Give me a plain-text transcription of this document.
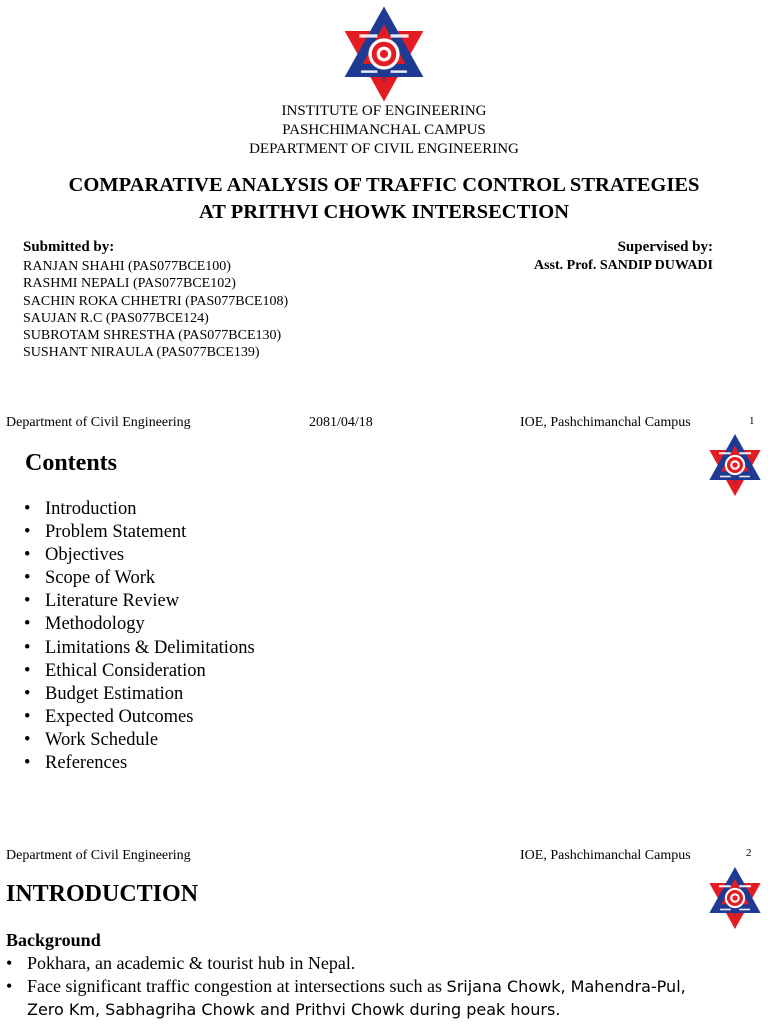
INSTITUTE OF ENGINEERING
PASHCHIMANCHAL CAMPUS
DEPARTMENT OF CIVIL ENGINEERING
COMPARATIVE ANALYSIS OF TRAFFIC CONTROL STRATEGIES
AT PRITHVI CHOWK INTERSECTION
Submitted by:
RANJAN SHAHI (PAS077BCE100)
RASHMI NEPALI (PAS077BCE102)
SACHIN ROKA CHHETRI (PAS077BCE108)
SAUJAN R.C (PAS077BCE124)
SUBROTAM SHRESTHA (PAS077BCE130)
SUSHANT NIRAULA (PAS077BCE139)
Supervised by:
Asst. Prof. SANDIP DUWADI
Department of Civil Engineering	2081/04/18	IOE, Pashchimanchal Campus	1
Contents
• Introduction
• Problem Statement
• Objectives
• Scope of Work
• Literature Review
• Methodology
• Limitations & Delimitations
• Ethical Consideration
• Budget Estimation
• Expected Outcomes
• Work Schedule
• References
Department of Civil Engineering	IOE, Pashchimanchal Campus	2
INTRODUCTION
Background
• Pokhara, an academic & tourist hub in Nepal.
• Face significant traffic congestion at intersections such as Srijana Chowk, Mahendra-Pul, Zero Km, Sabhagriha Chowk and Prithvi Chowk during peak hours.
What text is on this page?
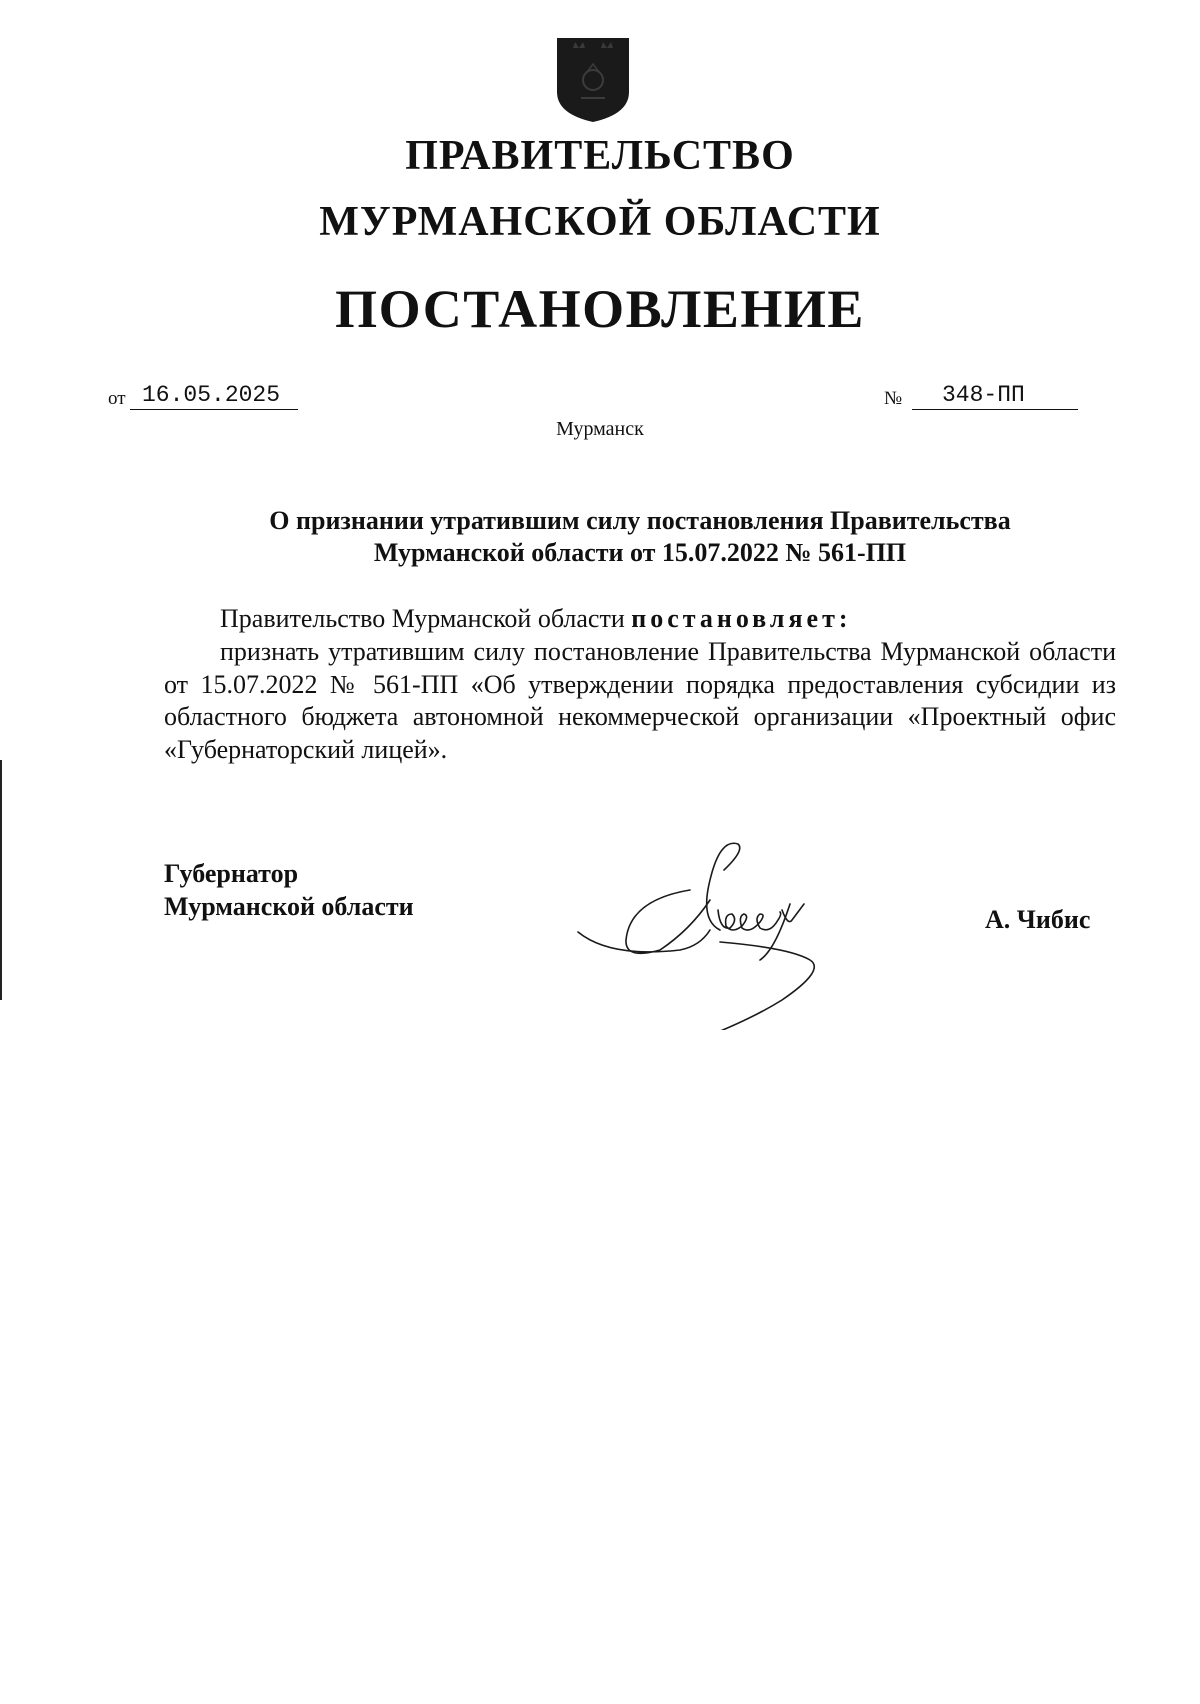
ПРАВИТЕЛЬСТВО
МУРМАНСКОЙ ОБЛАСТИ
ПОСТАНОВЛЕНИЕ
от 16.05.2025	№	348-ПП
Мурманск
О признании утратившим силу постановления Правительства
Мурманской области от 15.07.2022 № 561-ПП
Правительство Мурманской области постановляет:

признать утратившим силу постановление Правительства Мурманской области от 15.07.2022 № 561-ПП «Об утверждении порядка предоставления субсидии из областного бюджета автономной некоммерческой организации «Проектный офис «Губернаторский лицей».

Губернатор
Мурманской области	А. Чибис
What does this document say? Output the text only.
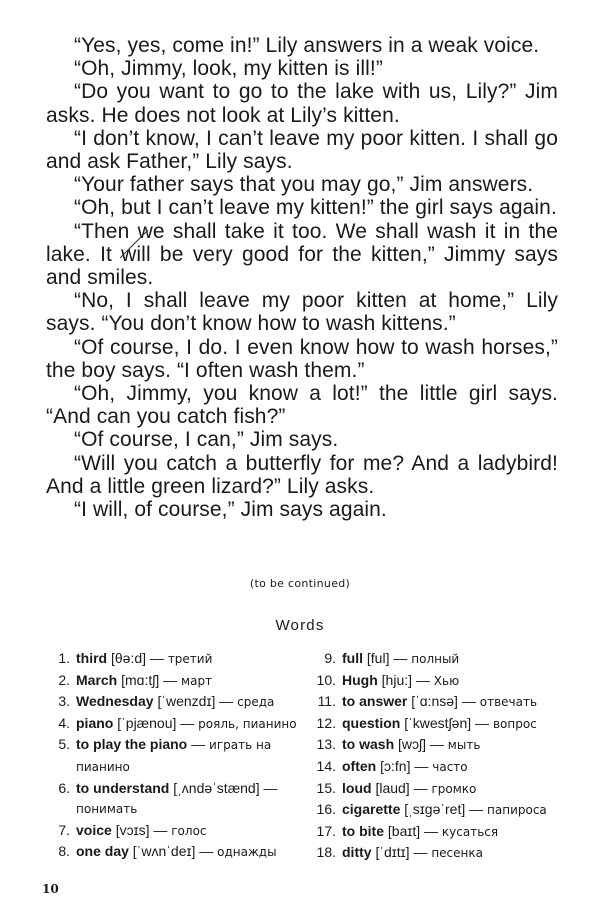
“Yes, yes, come in!” Lily answers in a weak voice.

“Oh, Jimmy, look, my kitten is ill!”

“Do you want to go to the lake with us, Lily?” Jim asks. He does not look at Lily’s kitten.

“I don’t know, I can’t leave my poor kitten. I shall go and ask Father,” Lily says.

“Your father says that you may go,” Jim answers.

“Oh, but I can’t leave my kitten!” the girl says again.

“Then we shall take it too. We shall wash it in the lake. It will be very good for the kitten,” Jimmy says and smiles.

“No, I shall leave my poor kitten at home,” Lily says. “You don’t know how to wash kittens.”

“Of course, I do. I even know how to wash horses,” the boy says. “I often wash them.”

“Oh, Jimmy, you know a lot!” the little girl says. “And can you catch fish?”

“Of course, I can,” Jim says.

“Will you catch a butterfly for me? And a ladybird! And a little green lizard?” Lily asks.

“I will, of course,” Jim says again.

(to be continued)
Words
1. third [θə:d] — третий
2. March [mɑ:tʃ] — март
3. Wednesday [ˈwenzdɪ] — среда
4. piano [ˈpjænou] — рояль, пианино
5. to play the piano — играть на пианино
6. to understand [ˌʌndəˈstænd] — понимать
7. voice [vɔɪs] — голос
8. one day [ˈwʌnˈdeɪ] — однажды
9. full [ful] — полный
10. Hugh [hju:] — Хью
11. to answer [ˈɑ:nsə] — отвечать
12. question [ˈkwestʃən] — вопрос
13. to wash [wɔʃ] — мыть
14. often [ɔ:fn] — часто
15. loud [laud] — громко
16. cigarette [ˌsɪgəˈret] — папироса
17. to bite [baɪt] — кусаться
18. ditty [ˈdɪtɪ] — песенка
10
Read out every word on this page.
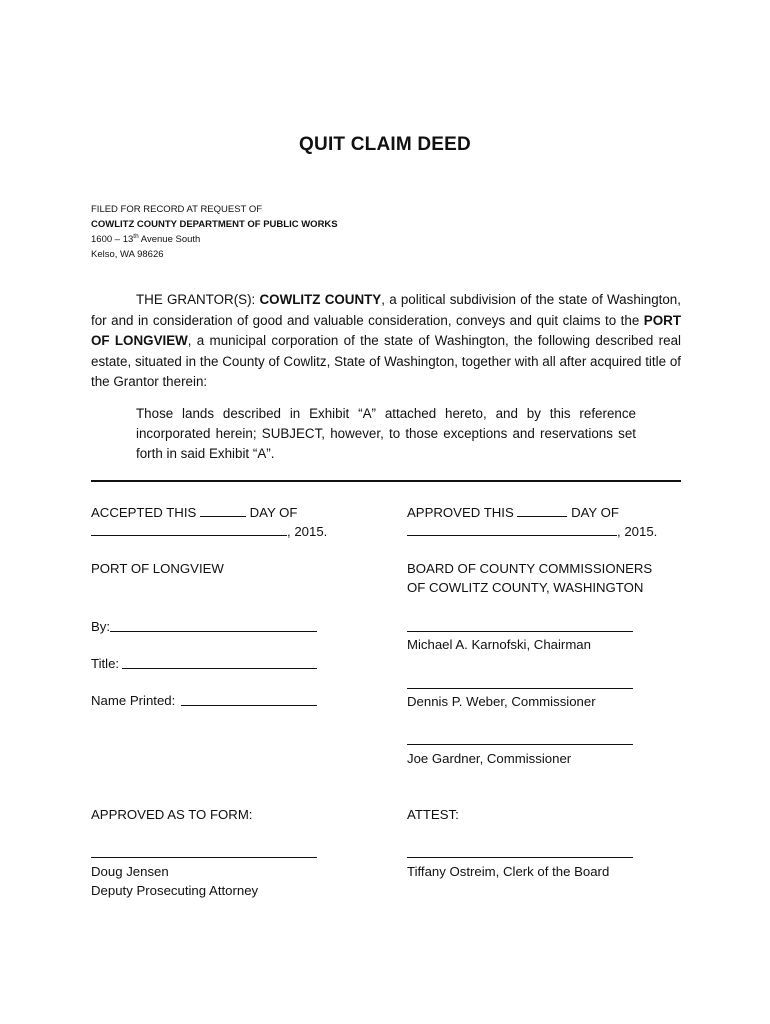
QUIT CLAIM DEED
FILED FOR RECORD AT REQUEST OF
COWLITZ COUNTY DEPARTMENT OF PUBLIC WORKS
1600 – 13th Avenue South
Kelso, WA 98626
THE GRANTOR(S): COWLITZ COUNTY, a political subdivision of the state of Washington, for and in consideration of good and valuable consideration, conveys and quit claims to the PORT OF LONGVIEW, a municipal corporation of the state of Washington, the following described real estate, situated in the County of Cowlitz, State of Washington, together with all after acquired title of the Grantor therein:
Those lands described in Exhibit “A” attached hereto, and by this reference incorporated herein; SUBJECT, however, to those exceptions and reservations set forth in said Exhibit “A”.
ACCEPTED THIS	DAY OF
, 2015.
PORT OF LONGVIEW
By:
Title:
Name Printed:
APPROVED AS TO FORM:
Doug Jensen
Deputy Prosecuting Attorney
APPROVED THIS	DAY OF
, 2015.
BOARD OF COUNTY COMMISSIONERS
OF COWLITZ COUNTY, WASHINGTON
Michael A. Karnofski, Chairman
Dennis P. Weber, Commissioner
Joe Gardner, Commissioner
ATTEST:
Tiffany Ostreim, Clerk of the Board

* * * *

Given task
Using the records above, copy each line that contains "document".

The answer
Give me a plain-text transcription of this document.
What does this document say? Output the text only.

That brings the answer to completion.